» Work to complete: Copy everything in the listing below word for word, apart from any images.

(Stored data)
■ ■ ■

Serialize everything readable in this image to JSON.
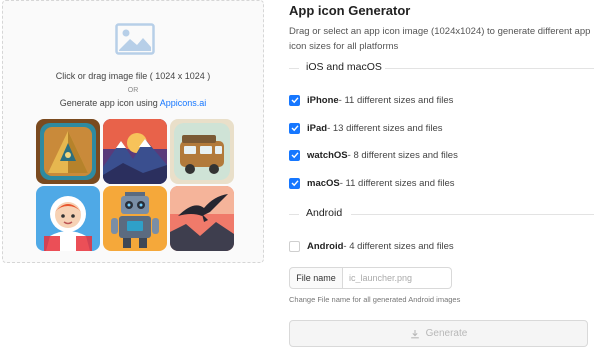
{
  "dropzone": {
    "icon": "image-icon",
    "instruction": "Click or drag image file ( 1024 x 1024 )",
    "or": "OR",
    "generate_prefix": "Generate app icon using ",
    "generate_link": "Appicons.ai"
  },
  "samples": [
    {
      "icon": "pyramid-icon"
    },
    {
      "icon": "mountain-sunset-icon"
    },
    {
      "icon": "camper-van-icon"
    },
    {
      "icon": "astronaut-girl-icon"
    },
    {
      "icon": "robot-icon"
    },
    {
      "icon": "eagle-icon"
    }
  ],
  "panel": {
    "title": "App icon Generator",
    "description": "Drag or select an app icon image (1024x1024) to generate different app icon sizes for all platforms",
    "ios_section": "iOS and macOS",
    "android_section": "Android",
    "options": [
      {
        "name": "iPhone",
        "detail": " - 11 different sizes and files",
        "checked": true
      },
      {
        "name": "iPad",
        "detail": " - 13 different sizes and files",
        "checked": true
      },
      {
        "name": "watchOS",
        "detail": " - 8 different sizes and files",
        "checked": true
      },
      {
        "name": "macOS",
        "detail": " - 11 different sizes and files",
        "checked": true
      },
      {
        "name": "Android",
        "detail": " - 4 different sizes and files",
        "checked": false
      }
    ],
    "file_name_label": "File name",
    "file_name_placeholder": "ic_launcher.png",
    "file_name_hint": "Change File name for all generated Android images",
    "generate_button": "Generate",
    "generate_icon": "download-icon"
  },
  "colors": {
    "accent": "#1677ff",
    "disabled_text": "#b8b8b8"
  }
}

■ ■ ■

» Problem solution:
Serialize everything readable in this image to JSON.
{
  "dropzone": {
    "icon": "image-icon",
    "instruction": "Click or drag image file ( 1024 x 1024 )",
    "or": "OR",
    "generate_prefix": "Generate app icon using ",
    "generate_link": "Appicons.ai"
  },
  "samples": [
    {
      "icon": "pyramid-icon"
    },
    {
      "icon": "mountain-sunset-icon"
    },
    {
      "icon": "camper-van-icon"
    },
    {
      "icon": "astronaut-girl-icon"
    },
    {
      "icon": "robot-icon"
    },
    {
      "icon": "eagle-icon"
    }
  ],
  "panel": {
    "title": "App icon Generator",
    "description": "Drag or select an app icon image (1024x1024) to generate different app icon sizes for all platforms",
    "ios_section": "iOS and macOS",
    "android_section": "Android",
    "options": [
      {
        "name": "iPhone",
        "detail": " - 11 different sizes and files",
        "checked": true
      },
      {
        "name": "iPad",
        "detail": " - 13 different sizes and files",
        "checked": true
      },
      {
        "name": "watchOS",
        "detail": " - 8 different sizes and files",
        "checked": true
      },
      {
        "name": "macOS",
        "detail": " - 11 different sizes and files",
        "checked": true
      },
      {
        "name": "Android",
        "detail": " - 4 different sizes and files",
        "checked": false
      }
    ],
    "file_name_label": "File name",
    "file_name_placeholder": "ic_launcher.png",
    "file_name_hint": "Change File name for all generated Android images",
    "generate_button": "Generate",
    "generate_icon": "download-icon"
  },
  "colors": {
    "accent": "#1677ff",
    "disabled_text": "#b8b8b8"
  }
}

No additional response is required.